■ Dataset records
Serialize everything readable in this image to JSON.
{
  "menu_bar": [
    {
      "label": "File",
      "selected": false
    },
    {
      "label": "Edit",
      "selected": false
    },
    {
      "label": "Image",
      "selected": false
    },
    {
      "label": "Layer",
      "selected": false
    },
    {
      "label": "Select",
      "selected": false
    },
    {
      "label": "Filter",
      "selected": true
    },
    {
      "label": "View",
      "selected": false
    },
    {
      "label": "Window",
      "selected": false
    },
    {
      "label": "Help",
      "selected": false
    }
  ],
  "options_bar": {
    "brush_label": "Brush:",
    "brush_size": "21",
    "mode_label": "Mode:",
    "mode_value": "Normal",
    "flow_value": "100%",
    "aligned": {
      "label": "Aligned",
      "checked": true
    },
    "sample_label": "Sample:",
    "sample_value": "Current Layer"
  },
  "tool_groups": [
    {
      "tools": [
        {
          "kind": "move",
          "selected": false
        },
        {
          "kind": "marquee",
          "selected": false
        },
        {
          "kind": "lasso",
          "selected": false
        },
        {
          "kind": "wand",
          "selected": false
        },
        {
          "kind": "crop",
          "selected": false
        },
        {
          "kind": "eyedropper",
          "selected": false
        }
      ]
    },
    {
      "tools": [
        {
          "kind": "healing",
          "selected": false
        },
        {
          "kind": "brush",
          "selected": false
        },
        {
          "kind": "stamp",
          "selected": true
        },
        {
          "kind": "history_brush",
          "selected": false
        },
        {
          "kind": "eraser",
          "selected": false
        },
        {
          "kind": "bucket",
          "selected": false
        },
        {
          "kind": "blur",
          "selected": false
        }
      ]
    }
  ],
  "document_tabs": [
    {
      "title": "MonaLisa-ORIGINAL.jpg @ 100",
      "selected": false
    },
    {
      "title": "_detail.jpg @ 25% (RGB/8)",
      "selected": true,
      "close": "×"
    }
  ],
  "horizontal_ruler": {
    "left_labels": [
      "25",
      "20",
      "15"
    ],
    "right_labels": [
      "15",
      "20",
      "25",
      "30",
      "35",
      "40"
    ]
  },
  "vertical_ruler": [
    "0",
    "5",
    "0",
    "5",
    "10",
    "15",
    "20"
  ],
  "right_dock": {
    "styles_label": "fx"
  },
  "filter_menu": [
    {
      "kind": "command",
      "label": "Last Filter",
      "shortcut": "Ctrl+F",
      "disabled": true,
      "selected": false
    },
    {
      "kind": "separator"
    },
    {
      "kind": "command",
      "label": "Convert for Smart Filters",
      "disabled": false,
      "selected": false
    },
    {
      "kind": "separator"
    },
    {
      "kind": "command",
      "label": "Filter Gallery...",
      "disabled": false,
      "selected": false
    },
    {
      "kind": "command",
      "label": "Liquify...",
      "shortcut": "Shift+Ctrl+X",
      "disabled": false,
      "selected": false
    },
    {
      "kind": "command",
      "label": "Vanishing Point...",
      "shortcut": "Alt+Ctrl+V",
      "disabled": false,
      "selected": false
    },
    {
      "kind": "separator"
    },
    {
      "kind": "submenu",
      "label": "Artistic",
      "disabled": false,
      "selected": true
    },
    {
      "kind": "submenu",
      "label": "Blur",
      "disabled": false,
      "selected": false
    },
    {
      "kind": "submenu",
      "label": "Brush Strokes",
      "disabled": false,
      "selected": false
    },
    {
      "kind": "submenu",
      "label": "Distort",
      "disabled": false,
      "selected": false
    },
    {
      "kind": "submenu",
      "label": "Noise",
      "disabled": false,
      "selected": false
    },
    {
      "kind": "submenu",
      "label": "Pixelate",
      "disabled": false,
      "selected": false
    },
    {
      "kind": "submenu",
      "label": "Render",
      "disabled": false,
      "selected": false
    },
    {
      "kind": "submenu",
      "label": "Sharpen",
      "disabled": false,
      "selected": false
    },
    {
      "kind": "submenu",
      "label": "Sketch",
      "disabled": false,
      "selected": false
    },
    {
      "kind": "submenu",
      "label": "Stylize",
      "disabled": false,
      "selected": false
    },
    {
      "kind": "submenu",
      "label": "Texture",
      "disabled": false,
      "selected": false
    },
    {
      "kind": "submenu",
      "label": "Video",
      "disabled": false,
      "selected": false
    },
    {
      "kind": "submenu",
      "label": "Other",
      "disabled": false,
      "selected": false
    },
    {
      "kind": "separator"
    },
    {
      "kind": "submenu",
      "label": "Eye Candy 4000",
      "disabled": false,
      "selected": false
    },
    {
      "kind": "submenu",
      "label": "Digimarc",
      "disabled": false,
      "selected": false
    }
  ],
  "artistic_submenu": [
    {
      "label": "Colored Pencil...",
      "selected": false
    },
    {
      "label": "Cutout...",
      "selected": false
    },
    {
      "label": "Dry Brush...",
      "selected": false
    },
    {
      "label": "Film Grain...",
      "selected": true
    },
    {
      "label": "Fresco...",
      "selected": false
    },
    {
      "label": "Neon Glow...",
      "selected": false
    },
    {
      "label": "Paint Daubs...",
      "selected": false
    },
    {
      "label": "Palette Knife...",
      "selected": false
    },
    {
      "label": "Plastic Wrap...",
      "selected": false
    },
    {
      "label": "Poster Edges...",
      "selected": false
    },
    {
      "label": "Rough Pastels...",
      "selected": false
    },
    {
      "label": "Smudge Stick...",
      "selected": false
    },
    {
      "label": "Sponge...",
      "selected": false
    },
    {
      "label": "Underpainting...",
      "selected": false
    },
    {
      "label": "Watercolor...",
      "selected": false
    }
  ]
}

■ Task details
Look through the entries above and report each line where the string "title" occurs.

■ Response to the exercise
      "title": "MonaLisa-ORIGINAL.jpg @ 100",
      "title": "_detail.jpg @ 25% (RGB/8)",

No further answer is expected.